# [REQUEST]
Beginning with the line containing "Read this page and output its text content." and ending with the last line, repeat the records exactly.
[BEGIN]
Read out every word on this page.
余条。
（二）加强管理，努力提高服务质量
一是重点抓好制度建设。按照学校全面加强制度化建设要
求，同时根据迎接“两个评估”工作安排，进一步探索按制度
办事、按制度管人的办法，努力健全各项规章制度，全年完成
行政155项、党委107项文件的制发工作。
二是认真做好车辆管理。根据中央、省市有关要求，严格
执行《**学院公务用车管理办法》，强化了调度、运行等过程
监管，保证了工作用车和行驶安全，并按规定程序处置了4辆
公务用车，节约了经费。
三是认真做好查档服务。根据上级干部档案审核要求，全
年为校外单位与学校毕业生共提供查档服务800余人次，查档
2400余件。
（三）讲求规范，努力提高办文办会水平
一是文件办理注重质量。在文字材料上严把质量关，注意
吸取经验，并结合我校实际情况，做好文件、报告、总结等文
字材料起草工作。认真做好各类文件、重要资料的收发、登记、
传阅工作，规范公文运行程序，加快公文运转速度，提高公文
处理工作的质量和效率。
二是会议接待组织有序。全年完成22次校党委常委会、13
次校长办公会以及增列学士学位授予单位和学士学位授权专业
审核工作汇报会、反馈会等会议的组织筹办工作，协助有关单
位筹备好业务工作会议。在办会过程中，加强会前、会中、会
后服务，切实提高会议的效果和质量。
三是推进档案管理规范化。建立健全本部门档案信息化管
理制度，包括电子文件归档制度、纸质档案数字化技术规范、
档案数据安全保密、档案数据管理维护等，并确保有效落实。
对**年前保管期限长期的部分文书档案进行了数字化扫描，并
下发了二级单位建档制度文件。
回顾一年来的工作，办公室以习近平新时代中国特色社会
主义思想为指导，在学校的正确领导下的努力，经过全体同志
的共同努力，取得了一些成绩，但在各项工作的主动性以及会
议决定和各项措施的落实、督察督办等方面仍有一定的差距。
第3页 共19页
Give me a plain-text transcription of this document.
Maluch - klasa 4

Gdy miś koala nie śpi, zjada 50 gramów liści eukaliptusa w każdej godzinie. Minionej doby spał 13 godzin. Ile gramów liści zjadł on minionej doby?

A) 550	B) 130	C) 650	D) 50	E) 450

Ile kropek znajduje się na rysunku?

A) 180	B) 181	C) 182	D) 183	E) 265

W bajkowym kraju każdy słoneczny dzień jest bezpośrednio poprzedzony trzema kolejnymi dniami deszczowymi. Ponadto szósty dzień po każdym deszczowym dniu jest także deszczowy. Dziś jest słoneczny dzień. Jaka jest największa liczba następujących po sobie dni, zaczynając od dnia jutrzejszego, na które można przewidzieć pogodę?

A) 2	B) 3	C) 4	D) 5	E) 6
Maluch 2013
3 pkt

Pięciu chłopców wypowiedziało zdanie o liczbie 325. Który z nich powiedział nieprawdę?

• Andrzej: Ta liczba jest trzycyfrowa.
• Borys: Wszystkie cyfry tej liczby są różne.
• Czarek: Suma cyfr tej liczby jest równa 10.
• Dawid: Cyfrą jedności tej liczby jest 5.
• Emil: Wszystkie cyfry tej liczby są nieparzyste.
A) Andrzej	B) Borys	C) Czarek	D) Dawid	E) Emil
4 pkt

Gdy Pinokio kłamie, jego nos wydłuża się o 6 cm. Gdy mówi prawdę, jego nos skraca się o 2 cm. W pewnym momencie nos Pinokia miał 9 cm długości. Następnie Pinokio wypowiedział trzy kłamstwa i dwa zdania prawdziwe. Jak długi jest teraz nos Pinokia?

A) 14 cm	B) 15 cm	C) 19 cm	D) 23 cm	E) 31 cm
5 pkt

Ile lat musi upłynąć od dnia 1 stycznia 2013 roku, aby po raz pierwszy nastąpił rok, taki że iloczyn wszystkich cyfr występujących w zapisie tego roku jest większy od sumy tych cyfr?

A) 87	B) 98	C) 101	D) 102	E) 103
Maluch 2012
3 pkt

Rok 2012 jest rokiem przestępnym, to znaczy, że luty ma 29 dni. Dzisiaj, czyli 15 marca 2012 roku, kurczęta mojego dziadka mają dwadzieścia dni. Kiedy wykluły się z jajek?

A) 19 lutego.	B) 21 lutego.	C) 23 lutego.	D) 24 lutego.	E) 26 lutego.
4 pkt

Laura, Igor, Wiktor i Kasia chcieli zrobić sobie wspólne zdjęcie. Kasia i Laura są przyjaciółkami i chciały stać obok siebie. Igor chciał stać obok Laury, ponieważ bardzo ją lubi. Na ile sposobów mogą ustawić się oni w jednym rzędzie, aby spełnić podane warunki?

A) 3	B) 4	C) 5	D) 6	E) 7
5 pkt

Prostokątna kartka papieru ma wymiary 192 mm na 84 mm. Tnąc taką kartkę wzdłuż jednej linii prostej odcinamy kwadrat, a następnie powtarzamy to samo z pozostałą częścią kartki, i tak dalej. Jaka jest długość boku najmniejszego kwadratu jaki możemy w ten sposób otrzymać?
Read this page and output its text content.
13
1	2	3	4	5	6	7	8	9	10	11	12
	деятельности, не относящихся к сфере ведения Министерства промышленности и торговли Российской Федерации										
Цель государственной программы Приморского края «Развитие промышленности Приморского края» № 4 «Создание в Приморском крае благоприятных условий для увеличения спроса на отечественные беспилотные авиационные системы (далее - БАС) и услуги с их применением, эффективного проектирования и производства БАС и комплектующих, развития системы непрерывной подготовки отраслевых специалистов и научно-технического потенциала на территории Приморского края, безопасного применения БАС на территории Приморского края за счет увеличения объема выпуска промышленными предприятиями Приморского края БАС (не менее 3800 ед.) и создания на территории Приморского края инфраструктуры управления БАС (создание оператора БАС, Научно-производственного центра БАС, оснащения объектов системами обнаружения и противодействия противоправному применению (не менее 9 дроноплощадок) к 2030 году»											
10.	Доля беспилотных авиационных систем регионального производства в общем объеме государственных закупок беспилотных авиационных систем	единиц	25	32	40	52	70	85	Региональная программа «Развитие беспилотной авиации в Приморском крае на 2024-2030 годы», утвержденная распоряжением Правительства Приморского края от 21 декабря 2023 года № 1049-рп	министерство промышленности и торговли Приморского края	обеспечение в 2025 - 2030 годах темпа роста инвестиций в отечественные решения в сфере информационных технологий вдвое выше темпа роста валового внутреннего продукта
[END]
# [ANSWER BELOW]
Read this page and output its text content.
13
1	2	3	4	5	6	7	8	9	10	11	12
	деятельности, не относящихся к сфере ведения Министерства промышленности и торговли Российской Федерации										
Цель государственной программы Приморского края «Развитие промышленности Приморского края» № 4 «Создание в Приморском крае благоприятных условий для увеличения спроса на отечественные беспилотные авиационные системы (далее - БАС) и услуги с их применением, эффективного проектирования и производства БАС и комплектующих, развития системы непрерывной подготовки отраслевых специалистов и научно-технического потенциала на территории Приморского края, безопасного применения БАС на территории Приморского края за счет увеличения объема выпуска промышленными предприятиями Приморского края БАС (не менее 3800 ед.) и создания на территории Приморского края инфраструктуры управления БАС (создание оператора БАС, Научно-производственного центра БАС, оснащения объектов системами обнаружения и противодействия противоправному применению (не менее 9 дроноплощадок) к 2030 году»											
10.	Доля беспилотных авиационных систем регионального производства в общем объеме государственных закупок беспилотных авиационных систем	единиц	25	32	40	52	70	85	Региональная программа «Развитие беспилотной авиации в Приморском крае на 2024-2030 годы», утвержденная распоряжением Правительства Приморского края от 21 декабря 2023 года № 1049-рп	министерство промышленности и торговли Приморского края	обеспечение в 2025 - 2030 годах темпа роста инвестиций в отечественные решения в сфере информационных технологий вдвое выше темпа роста валового внутреннего продукта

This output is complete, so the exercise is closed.